Records from a data source:
━━━━━━━━━━━━━━━━━━━━━━━━━━━━━━

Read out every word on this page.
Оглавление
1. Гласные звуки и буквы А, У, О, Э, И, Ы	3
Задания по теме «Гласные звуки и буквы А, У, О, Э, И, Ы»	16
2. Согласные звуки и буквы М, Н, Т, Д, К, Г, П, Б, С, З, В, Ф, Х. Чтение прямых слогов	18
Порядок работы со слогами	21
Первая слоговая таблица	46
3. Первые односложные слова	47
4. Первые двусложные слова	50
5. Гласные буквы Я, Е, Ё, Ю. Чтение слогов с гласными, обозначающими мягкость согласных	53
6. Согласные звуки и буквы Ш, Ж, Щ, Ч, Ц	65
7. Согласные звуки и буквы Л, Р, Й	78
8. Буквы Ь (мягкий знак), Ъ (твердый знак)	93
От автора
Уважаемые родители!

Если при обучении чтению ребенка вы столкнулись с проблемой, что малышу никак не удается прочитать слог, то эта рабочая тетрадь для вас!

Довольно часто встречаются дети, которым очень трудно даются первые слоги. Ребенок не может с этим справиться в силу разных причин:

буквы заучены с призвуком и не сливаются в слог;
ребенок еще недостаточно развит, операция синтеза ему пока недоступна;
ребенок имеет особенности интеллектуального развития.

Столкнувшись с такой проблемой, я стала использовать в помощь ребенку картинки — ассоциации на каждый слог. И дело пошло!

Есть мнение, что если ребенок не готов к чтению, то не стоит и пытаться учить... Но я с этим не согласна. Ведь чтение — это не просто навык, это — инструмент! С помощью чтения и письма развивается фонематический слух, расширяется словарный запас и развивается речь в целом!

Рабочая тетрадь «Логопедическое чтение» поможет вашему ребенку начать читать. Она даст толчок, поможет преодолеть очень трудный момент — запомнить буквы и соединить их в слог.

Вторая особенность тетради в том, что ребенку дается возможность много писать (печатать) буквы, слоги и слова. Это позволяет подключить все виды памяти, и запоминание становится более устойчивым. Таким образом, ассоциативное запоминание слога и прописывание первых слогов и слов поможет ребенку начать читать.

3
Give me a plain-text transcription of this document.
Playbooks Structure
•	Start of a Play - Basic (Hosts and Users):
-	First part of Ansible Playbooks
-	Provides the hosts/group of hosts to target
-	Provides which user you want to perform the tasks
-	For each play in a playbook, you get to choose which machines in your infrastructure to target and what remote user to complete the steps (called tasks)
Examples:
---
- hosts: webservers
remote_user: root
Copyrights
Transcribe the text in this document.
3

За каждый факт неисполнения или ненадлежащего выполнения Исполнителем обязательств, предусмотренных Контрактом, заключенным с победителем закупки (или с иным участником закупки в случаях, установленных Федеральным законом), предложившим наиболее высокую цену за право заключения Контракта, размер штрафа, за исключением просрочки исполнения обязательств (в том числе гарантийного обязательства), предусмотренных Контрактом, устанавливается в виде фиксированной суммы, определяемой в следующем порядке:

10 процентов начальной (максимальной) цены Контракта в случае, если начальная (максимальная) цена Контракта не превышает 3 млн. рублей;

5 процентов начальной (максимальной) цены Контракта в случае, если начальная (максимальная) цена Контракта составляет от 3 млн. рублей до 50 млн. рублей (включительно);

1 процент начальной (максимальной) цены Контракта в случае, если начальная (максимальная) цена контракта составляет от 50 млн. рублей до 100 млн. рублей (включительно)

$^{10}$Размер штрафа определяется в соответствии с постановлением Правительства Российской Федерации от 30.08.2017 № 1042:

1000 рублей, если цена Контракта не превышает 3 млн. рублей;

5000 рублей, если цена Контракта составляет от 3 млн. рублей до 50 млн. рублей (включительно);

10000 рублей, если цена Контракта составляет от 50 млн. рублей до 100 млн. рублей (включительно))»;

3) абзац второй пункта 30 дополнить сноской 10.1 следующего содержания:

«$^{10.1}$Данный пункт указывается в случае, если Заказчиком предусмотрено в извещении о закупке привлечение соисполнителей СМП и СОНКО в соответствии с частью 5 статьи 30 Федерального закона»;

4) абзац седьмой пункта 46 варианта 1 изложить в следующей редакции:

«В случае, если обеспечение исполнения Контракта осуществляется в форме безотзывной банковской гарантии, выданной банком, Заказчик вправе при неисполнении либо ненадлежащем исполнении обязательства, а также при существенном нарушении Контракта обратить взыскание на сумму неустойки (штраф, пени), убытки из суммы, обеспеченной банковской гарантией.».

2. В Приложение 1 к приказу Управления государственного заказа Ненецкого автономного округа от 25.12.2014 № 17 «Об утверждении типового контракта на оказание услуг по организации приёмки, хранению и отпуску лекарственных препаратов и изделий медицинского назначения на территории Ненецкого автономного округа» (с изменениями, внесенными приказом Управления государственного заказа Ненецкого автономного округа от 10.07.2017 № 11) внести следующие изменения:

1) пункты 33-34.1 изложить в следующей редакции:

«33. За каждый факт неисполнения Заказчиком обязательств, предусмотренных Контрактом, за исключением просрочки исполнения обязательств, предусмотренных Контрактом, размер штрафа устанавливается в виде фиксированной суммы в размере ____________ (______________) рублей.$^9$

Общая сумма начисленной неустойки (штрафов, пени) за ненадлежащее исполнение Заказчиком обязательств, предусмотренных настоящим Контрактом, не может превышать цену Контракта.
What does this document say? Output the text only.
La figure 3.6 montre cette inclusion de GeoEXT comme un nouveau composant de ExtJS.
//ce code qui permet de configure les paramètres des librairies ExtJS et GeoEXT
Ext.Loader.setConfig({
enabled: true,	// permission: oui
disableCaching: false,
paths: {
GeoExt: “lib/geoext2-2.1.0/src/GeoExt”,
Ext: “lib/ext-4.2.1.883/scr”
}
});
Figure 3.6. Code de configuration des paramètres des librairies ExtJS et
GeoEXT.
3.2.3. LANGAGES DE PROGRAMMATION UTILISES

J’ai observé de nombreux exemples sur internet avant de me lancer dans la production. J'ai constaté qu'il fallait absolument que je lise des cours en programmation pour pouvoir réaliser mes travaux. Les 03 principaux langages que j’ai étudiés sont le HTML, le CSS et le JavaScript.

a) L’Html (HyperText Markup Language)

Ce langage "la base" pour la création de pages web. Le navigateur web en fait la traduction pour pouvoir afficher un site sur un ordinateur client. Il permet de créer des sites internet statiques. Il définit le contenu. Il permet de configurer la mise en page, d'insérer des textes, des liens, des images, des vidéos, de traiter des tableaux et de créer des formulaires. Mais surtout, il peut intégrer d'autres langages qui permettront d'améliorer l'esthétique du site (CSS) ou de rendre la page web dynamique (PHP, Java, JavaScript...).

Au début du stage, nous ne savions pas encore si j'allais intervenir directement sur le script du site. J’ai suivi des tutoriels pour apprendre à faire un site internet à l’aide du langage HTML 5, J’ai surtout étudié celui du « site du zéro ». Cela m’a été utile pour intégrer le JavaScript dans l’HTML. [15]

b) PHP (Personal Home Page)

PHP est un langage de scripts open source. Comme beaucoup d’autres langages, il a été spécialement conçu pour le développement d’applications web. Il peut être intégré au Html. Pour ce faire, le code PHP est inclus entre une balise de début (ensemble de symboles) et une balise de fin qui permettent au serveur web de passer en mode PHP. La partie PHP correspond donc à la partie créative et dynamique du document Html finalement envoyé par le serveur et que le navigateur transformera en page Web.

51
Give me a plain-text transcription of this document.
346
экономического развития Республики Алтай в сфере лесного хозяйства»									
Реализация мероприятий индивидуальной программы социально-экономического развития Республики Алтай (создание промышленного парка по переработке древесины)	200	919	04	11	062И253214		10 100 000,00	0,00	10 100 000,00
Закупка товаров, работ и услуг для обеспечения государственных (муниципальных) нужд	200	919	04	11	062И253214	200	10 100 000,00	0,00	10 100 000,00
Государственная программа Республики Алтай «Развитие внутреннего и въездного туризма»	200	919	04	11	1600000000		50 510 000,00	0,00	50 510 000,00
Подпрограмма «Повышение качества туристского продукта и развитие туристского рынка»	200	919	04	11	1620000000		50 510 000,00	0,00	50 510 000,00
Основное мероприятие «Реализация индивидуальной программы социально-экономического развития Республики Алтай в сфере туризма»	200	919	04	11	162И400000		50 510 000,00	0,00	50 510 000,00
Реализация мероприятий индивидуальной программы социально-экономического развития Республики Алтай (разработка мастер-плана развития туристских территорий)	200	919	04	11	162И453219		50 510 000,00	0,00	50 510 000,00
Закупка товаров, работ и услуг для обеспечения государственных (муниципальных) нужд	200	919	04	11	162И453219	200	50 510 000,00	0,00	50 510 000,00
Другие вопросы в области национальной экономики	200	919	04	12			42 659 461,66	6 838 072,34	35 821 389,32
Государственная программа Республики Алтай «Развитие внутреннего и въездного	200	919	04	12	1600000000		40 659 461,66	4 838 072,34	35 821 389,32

━━━━━━━━━━━━━━━━━━━━━━━━━━━━━━

* **What to work on**
Say how many lines above hold the word "поможет", giving only the count.

* **Correct result**
2